>>>>

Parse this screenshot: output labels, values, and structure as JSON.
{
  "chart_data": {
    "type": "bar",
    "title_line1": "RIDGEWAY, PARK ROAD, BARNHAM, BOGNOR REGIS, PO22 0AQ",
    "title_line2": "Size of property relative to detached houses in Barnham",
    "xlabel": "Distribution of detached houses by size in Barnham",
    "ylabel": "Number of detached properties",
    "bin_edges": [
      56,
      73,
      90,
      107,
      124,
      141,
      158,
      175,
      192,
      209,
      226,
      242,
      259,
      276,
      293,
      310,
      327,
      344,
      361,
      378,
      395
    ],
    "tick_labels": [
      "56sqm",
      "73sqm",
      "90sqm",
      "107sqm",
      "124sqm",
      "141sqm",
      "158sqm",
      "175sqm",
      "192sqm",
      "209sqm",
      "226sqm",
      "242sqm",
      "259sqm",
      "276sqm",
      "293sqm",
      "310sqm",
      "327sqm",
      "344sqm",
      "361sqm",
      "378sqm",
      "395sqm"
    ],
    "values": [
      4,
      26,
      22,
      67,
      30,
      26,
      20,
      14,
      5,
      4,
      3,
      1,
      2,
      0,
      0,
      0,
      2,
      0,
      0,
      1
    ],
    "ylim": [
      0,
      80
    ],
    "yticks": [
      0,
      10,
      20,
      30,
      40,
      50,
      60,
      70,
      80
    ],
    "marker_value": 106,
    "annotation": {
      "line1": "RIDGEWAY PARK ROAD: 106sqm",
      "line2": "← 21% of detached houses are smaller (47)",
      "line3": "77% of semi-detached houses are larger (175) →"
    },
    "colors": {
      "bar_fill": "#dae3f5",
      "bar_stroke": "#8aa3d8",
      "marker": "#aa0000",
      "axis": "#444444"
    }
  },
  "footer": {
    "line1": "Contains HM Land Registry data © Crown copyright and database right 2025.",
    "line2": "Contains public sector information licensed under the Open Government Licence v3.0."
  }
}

<<<<

Pull every line containing "detached" from the material above.

    "title_line2": "Size of property relative to detached houses in Barnham",
    "xlabel": "Distribution of detached houses by size in Barnham",
    "ylabel": "Number of detached properties",
      "line2": "← 21% of detached houses are smaller (47)",
      "line3": "77% of semi-detached houses are larger (175) →"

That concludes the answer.